— begin Data entries —
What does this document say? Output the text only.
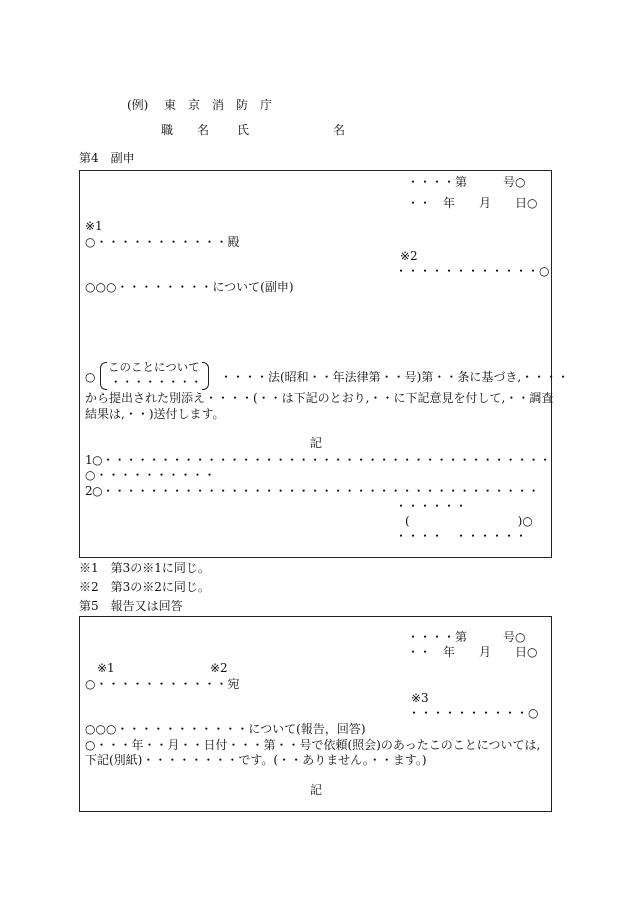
(例) 東　京　消　防　庁
職　　名 氏　　　　　　　名
第4　副申
・・・・第　　　号○
・・　年　　月　　日○
※1
○・・・・・・・・・・・殿
※2
・・・・・・・・・・・・○
○○○・・・・・・・・について(副申)
○
このことについて
・・・・・・・・ ・・・・法(昭和・・年法律第・・号)第・・条に基づき,・・・・
から提出された別添え・・・・(・・は下記のとおり,・・に下記意見を付して,・・調査
結果は,・・)送付します。
記
1○・・・・・・・・・・・・・・・・・・・・・・・・・・・・・・・・・・・・・・・
○・・・・・・・・・・
2○・・・・・・・・・・・・・・・・・・・・・・・・・・・・・・・・・・・・・・
・・・・・・
(　　　　　　　　　)○
・・・・　・・・・・・
※1　第3の※1に同じ。
※2　第3の※2に同じ。
第5　報告又は回答
・・・・第　　　号○
・・　年　　月　　日○
※1	※2
○・・・・・・・・・・・宛
※3
・・・・・・・・・・○
○○○・・・・・・・・・・・について(報告，回答)
○・・・年・・月・・日付・・・第・・号で依頼(照会)のあったこのことについては,
下記(別紙)・・・・・・・・です。(・・ありません。・・ます。)
記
— end Data entries —
### Task statement
Restate the data above word for word. Skip every picture.

### Response below
What does this document say? Output the text only.
(例) 東　京　消　防　庁
職　　名 氏　　　　　　　名
第4　副申
・・・・第　　　号○
・・　年　　月　　日○
※1
○・・・・・・・・・・・殿
※2
・・・・・・・・・・・・○
○○○・・・・・・・・について(副申)
○
このことについて
・・・・・・・・ ・・・・法(昭和・・年法律第・・号)第・・条に基づき,・・・・
から提出された別添え・・・・(・・は下記のとおり,・・に下記意見を付して,・・調査
結果は,・・)送付します。
記
1○・・・・・・・・・・・・・・・・・・・・・・・・・・・・・・・・・・・・・・・
○・・・・・・・・・・
2○・・・・・・・・・・・・・・・・・・・・・・・・・・・・・・・・・・・・・・
・・・・・・
(　　　　　　　　　)○
・・・・　・・・・・・
※1　第3の※1に同じ。
※2　第3の※2に同じ。
第5　報告又は回答
・・・・第　　　号○
・・　年　　月　　日○
※1	※2
○・・・・・・・・・・・宛
※3
・・・・・・・・・・○
○○○・・・・・・・・・・・について(報告，回答)
○・・・年・・月・・日付・・・第・・号で依頼(照会)のあったこのことについては,
下記(別紙)・・・・・・・・です。(・・ありません。・・ます。)
記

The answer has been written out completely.